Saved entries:
▽

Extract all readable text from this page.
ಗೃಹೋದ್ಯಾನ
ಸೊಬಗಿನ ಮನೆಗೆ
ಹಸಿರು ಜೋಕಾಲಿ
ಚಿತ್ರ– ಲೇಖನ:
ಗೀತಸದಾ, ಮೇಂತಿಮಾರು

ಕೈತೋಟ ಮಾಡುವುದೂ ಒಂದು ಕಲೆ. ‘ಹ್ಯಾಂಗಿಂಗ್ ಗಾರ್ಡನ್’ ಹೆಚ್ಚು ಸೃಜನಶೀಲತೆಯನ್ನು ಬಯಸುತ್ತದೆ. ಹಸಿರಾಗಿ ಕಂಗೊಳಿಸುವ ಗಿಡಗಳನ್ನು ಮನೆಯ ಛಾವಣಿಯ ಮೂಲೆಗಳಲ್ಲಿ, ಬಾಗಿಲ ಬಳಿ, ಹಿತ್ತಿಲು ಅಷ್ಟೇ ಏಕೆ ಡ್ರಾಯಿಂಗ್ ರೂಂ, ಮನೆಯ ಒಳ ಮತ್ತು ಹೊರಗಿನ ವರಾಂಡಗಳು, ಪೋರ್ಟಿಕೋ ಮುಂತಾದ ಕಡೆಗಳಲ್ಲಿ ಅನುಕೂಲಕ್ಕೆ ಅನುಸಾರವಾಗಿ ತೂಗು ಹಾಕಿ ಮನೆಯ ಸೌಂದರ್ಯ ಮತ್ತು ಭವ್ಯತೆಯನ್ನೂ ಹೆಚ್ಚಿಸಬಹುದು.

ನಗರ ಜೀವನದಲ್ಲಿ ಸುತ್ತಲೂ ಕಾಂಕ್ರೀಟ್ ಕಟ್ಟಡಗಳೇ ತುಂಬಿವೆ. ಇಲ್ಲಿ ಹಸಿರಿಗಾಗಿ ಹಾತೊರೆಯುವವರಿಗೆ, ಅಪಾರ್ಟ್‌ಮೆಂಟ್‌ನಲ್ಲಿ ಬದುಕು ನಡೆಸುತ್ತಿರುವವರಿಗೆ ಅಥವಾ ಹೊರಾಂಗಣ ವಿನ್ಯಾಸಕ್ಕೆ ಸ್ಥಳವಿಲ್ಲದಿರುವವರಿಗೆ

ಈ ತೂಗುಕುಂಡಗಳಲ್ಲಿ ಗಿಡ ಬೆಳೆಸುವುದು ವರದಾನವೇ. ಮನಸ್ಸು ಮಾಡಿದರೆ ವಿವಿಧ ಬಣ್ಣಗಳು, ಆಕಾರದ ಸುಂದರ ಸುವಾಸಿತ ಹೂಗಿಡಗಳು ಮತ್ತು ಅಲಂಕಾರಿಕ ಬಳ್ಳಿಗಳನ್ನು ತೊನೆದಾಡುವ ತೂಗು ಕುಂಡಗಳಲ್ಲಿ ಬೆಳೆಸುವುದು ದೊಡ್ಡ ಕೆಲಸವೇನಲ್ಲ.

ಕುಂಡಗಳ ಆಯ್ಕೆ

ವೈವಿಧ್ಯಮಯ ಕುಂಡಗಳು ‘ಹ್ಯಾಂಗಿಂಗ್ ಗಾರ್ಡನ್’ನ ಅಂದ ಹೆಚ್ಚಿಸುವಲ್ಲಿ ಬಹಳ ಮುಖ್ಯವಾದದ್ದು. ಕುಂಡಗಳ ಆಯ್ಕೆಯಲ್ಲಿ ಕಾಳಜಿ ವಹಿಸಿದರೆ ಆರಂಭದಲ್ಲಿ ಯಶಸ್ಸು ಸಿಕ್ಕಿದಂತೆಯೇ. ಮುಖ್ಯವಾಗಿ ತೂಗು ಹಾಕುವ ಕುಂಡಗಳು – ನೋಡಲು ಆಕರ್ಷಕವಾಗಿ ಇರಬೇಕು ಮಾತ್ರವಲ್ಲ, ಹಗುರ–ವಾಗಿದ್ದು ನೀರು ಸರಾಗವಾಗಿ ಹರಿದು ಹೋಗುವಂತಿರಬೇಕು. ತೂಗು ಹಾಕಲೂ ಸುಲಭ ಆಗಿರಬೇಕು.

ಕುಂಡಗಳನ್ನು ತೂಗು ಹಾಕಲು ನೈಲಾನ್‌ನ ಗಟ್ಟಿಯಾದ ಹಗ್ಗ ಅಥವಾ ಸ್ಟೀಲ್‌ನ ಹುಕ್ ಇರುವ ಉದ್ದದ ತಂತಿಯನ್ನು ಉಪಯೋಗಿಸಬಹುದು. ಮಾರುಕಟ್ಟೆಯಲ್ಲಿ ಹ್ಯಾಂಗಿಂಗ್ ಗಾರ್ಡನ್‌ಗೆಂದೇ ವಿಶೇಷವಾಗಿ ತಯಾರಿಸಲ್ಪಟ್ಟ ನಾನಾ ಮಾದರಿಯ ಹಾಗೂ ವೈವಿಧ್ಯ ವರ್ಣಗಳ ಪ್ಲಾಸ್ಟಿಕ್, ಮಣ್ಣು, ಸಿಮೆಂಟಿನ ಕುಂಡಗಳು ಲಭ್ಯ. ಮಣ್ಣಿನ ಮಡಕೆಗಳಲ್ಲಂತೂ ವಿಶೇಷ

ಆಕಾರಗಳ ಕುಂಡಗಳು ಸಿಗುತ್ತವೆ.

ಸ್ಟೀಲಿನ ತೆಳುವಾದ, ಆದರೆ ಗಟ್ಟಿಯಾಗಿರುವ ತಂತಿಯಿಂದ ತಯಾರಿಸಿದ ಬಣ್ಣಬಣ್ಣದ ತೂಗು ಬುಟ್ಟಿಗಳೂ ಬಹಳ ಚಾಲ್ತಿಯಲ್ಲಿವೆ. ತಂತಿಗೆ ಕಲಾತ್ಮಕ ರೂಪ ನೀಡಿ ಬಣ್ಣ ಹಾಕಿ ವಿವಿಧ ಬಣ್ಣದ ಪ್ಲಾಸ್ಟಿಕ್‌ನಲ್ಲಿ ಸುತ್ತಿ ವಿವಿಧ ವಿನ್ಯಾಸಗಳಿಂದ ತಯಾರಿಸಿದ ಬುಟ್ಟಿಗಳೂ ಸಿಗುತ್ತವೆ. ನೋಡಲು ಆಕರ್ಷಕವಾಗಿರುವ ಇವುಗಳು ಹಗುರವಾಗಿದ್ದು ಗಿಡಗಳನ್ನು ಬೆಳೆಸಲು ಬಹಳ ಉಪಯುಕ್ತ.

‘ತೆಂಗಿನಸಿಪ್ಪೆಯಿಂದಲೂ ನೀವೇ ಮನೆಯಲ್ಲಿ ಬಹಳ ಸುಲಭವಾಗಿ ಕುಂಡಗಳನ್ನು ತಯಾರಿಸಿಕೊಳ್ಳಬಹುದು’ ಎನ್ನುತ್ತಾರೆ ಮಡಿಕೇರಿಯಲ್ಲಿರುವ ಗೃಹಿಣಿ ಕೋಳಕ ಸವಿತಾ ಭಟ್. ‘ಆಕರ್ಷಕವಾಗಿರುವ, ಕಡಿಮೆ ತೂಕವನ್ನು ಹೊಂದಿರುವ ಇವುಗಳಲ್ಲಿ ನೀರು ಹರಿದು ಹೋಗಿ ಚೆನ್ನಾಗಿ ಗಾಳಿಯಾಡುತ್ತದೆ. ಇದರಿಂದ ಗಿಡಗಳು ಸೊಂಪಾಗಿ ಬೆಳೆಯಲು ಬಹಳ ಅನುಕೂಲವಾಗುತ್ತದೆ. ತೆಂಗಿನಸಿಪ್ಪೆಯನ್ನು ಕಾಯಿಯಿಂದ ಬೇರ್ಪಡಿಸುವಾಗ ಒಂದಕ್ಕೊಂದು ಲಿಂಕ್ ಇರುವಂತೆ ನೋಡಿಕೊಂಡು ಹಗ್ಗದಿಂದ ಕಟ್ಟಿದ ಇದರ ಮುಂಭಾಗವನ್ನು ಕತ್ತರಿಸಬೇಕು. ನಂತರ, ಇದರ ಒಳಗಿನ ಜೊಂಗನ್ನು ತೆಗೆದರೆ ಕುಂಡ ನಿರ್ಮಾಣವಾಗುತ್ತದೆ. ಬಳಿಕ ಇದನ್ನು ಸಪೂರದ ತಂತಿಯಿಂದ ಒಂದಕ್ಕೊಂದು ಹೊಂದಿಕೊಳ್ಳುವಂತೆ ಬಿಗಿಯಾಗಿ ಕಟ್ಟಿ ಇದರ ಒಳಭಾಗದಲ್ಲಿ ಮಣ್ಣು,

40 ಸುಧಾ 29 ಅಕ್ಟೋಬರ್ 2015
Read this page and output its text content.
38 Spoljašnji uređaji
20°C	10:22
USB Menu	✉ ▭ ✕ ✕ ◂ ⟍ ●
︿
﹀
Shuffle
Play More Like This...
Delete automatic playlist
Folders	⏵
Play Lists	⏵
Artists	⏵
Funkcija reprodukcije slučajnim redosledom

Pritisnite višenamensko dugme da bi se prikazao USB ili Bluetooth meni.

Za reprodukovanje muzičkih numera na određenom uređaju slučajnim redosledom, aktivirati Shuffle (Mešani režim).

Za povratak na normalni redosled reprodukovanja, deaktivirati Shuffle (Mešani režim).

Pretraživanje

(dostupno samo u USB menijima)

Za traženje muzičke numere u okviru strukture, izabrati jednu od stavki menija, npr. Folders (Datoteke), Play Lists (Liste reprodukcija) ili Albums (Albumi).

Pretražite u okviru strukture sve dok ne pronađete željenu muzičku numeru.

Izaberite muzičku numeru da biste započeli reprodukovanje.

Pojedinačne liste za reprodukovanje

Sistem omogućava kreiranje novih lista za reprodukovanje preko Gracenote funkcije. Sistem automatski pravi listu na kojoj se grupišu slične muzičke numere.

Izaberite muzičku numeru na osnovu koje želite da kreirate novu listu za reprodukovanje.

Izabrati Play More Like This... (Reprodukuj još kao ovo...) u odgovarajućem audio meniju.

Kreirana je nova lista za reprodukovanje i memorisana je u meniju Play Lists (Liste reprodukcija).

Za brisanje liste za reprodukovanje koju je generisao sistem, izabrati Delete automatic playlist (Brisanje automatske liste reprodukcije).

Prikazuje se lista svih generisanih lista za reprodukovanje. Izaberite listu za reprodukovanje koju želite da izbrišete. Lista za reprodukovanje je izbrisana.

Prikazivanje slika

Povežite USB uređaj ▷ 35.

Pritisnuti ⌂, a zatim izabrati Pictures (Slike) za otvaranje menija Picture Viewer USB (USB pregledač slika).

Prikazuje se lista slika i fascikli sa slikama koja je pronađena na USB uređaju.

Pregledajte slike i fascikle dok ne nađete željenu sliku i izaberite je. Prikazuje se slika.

△

▸ **TASK STATEMENT**:
Copy out every line with the word "slučajnim".

▸ **EXERCISE ANSWER**:
Funkcija reprodukcije slučajnim redosledom
Za reprodukovanje muzičkih numera na određenom uređaju slučajnim redosledom, aktivirati Shuffle (Mešani režim).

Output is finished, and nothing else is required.